TASK TO COMPLETE. Render every entry verbatim.

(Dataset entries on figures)
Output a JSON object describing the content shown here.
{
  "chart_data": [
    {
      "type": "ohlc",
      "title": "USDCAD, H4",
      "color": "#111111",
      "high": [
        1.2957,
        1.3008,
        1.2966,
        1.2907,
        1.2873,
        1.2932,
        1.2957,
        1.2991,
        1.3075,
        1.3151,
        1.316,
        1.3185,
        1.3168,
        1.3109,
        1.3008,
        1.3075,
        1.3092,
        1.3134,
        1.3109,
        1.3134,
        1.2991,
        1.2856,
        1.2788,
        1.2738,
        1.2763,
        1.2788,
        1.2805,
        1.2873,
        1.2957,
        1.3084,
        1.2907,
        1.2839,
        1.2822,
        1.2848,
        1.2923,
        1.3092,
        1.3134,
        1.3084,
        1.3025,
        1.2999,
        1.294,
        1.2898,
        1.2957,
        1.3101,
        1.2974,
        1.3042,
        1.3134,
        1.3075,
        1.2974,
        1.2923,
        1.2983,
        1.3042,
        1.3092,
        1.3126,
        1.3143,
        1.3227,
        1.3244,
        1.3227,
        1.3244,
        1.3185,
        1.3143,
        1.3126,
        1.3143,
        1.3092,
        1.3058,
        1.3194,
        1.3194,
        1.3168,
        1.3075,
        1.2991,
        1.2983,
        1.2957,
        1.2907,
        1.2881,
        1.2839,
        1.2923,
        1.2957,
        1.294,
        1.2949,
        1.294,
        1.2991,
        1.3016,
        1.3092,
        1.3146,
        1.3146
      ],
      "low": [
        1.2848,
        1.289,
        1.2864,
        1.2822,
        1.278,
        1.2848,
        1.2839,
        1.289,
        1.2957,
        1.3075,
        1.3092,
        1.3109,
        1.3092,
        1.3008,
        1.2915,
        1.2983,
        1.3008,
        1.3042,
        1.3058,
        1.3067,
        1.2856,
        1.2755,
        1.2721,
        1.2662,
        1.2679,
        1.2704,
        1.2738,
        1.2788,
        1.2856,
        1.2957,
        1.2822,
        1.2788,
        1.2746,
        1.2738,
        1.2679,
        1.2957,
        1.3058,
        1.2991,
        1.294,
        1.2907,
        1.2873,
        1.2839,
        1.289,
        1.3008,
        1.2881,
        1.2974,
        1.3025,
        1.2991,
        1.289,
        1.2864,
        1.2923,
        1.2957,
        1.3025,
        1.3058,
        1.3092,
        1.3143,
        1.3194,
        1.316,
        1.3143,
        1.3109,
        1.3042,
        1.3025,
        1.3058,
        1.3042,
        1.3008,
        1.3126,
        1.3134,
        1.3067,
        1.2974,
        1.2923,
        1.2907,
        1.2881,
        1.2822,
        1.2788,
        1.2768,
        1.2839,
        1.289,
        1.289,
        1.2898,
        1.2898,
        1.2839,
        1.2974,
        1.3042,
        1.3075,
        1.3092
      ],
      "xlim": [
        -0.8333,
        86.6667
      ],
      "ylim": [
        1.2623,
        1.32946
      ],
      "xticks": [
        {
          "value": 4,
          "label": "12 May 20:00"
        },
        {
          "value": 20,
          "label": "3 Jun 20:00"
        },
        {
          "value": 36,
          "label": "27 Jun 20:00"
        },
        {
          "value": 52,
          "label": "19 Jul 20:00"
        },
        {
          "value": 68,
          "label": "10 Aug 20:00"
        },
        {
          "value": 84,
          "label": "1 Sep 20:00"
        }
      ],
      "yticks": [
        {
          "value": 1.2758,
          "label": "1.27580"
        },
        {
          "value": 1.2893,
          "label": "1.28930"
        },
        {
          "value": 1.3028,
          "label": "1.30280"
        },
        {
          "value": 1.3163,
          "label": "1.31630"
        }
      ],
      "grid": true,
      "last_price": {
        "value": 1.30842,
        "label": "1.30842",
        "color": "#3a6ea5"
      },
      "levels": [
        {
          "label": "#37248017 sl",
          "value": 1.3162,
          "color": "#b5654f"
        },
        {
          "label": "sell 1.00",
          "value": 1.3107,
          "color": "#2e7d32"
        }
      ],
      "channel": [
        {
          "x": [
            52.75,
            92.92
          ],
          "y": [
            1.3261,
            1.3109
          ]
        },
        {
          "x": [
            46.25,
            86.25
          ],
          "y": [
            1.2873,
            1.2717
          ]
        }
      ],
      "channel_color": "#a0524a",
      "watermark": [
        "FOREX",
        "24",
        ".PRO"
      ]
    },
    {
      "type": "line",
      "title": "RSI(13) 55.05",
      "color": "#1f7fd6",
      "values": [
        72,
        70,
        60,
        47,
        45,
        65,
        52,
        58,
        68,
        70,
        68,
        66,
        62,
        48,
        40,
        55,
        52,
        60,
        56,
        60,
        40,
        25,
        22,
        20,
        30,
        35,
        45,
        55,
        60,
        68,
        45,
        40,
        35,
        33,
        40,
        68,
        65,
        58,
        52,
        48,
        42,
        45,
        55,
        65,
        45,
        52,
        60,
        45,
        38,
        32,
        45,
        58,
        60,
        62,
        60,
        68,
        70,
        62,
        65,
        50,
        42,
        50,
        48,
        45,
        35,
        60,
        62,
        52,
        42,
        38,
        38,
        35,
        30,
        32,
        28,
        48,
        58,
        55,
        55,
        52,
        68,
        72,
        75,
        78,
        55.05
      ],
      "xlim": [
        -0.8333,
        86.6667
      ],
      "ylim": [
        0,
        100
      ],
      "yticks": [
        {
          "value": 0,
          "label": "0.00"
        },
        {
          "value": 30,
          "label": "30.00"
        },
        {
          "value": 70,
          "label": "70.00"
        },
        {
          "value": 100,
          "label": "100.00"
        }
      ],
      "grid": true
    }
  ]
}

FULL RESPONSE.
Output a JSON object describing the content shown here.
{
  "chart_data": [
    {
      "type": "ohlc",
      "title": "USDCAD, H4",
      "color": "#111111",
      "high": [
        1.2957,
        1.3008,
        1.2966,
        1.2907,
        1.2873,
        1.2932,
        1.2957,
        1.2991,
        1.3075,
        1.3151,
        1.316,
        1.3185,
        1.3168,
        1.3109,
        1.3008,
        1.3075,
        1.3092,
        1.3134,
        1.3109,
        1.3134,
        1.2991,
        1.2856,
        1.2788,
        1.2738,
        1.2763,
        1.2788,
        1.2805,
        1.2873,
        1.2957,
        1.3084,
        1.2907,
        1.2839,
        1.2822,
        1.2848,
        1.2923,
        1.3092,
        1.3134,
        1.3084,
        1.3025,
        1.2999,
        1.294,
        1.2898,
        1.2957,
        1.3101,
        1.2974,
        1.3042,
        1.3134,
        1.3075,
        1.2974,
        1.2923,
        1.2983,
        1.3042,
        1.3092,
        1.3126,
        1.3143,
        1.3227,
        1.3244,
        1.3227,
        1.3244,
        1.3185,
        1.3143,
        1.3126,
        1.3143,
        1.3092,
        1.3058,
        1.3194,
        1.3194,
        1.3168,
        1.3075,
        1.2991,
        1.2983,
        1.2957,
        1.2907,
        1.2881,
        1.2839,
        1.2923,
        1.2957,
        1.294,
        1.2949,
        1.294,
        1.2991,
        1.3016,
        1.3092,
        1.3146,
        1.3146
      ],
      "low": [
        1.2848,
        1.289,
        1.2864,
        1.2822,
        1.278,
        1.2848,
        1.2839,
        1.289,
        1.2957,
        1.3075,
        1.3092,
        1.3109,
        1.3092,
        1.3008,
        1.2915,
        1.2983,
        1.3008,
        1.3042,
        1.3058,
        1.3067,
        1.2856,
        1.2755,
        1.2721,
        1.2662,
        1.2679,
        1.2704,
        1.2738,
        1.2788,
        1.2856,
        1.2957,
        1.2822,
        1.2788,
        1.2746,
        1.2738,
        1.2679,
        1.2957,
        1.3058,
        1.2991,
        1.294,
        1.2907,
        1.2873,
        1.2839,
        1.289,
        1.3008,
        1.2881,
        1.2974,
        1.3025,
        1.2991,
        1.289,
        1.2864,
        1.2923,
        1.2957,
        1.3025,
        1.3058,
        1.3092,
        1.3143,
        1.3194,
        1.316,
        1.3143,
        1.3109,
        1.3042,
        1.3025,
        1.3058,
        1.3042,
        1.3008,
        1.3126,
        1.3134,
        1.3067,
        1.2974,
        1.2923,
        1.2907,
        1.2881,
        1.2822,
        1.2788,
        1.2768,
        1.2839,
        1.289,
        1.289,
        1.2898,
        1.2898,
        1.2839,
        1.2974,
        1.3042,
        1.3075,
        1.3092
      ],
      "xlim": [
        -0.8333,
        86.6667
      ],
      "ylim": [
        1.2623,
        1.32946
      ],
      "xticks": [
        {
          "value": 4,
          "label": "12 May 20:00"
        },
        {
          "value": 20,
          "label": "3 Jun 20:00"
        },
        {
          "value": 36,
          "label": "27 Jun 20:00"
        },
        {
          "value": 52,
          "label": "19 Jul 20:00"
        },
        {
          "value": 68,
          "label": "10 Aug 20:00"
        },
        {
          "value": 84,
          "label": "1 Sep 20:00"
        }
      ],
      "yticks": [
        {
          "value": 1.2758,
          "label": "1.27580"
        },
        {
          "value": 1.2893,
          "label": "1.28930"
        },
        {
          "value": 1.3028,
          "label": "1.30280"
        },
        {
          "value": 1.3163,
          "label": "1.31630"
        }
      ],
      "grid": true,
      "last_price": {
        "value": 1.30842,
        "label": "1.30842",
        "color": "#3a6ea5"
      },
      "levels": [
        {
          "label": "#37248017 sl",
          "value": 1.3162,
          "color": "#b5654f"
        },
        {
          "label": "sell 1.00",
          "value": 1.3107,
          "color": "#2e7d32"
        }
      ],
      "channel": [
        {
          "x": [
            52.75,
            92.92
          ],
          "y": [
            1.3261,
            1.3109
          ]
        },
        {
          "x": [
            46.25,
            86.25
          ],
          "y": [
            1.2873,
            1.2717
          ]
        }
      ],
      "channel_color": "#a0524a",
      "watermark": [
        "FOREX",
        "24",
        ".PRO"
      ]
    },
    {
      "type": "line",
      "title": "RSI(13) 55.05",
      "color": "#1f7fd6",
      "values": [
        72,
        70,
        60,
        47,
        45,
        65,
        52,
        58,
        68,
        70,
        68,
        66,
        62,
        48,
        40,
        55,
        52,
        60,
        56,
        60,
        40,
        25,
        22,
        20,
        30,
        35,
        45,
        55,
        60,
        68,
        45,
        40,
        35,
        33,
        40,
        68,
        65,
        58,
        52,
        48,
        42,
        45,
        55,
        65,
        45,
        52,
        60,
        45,
        38,
        32,
        45,
        58,
        60,
        62,
        60,
        68,
        70,
        62,
        65,
        50,
        42,
        50,
        48,
        45,
        35,
        60,
        62,
        52,
        42,
        38,
        38,
        35,
        30,
        32,
        28,
        48,
        58,
        55,
        55,
        52,
        68,
        72,
        75,
        78,
        55.05
      ],
      "xlim": [
        -0.8333,
        86.6667
      ],
      "ylim": [
        0,
        100
      ],
      "yticks": [
        {
          "value": 0,
          "label": "0.00"
        },
        {
          "value": 30,
          "label": "30.00"
        },
        {
          "value": 70,
          "label": "70.00"
        },
        {
          "value": 100,
          "label": "100.00"
        }
      ],
      "grid": true
    }
  ]
}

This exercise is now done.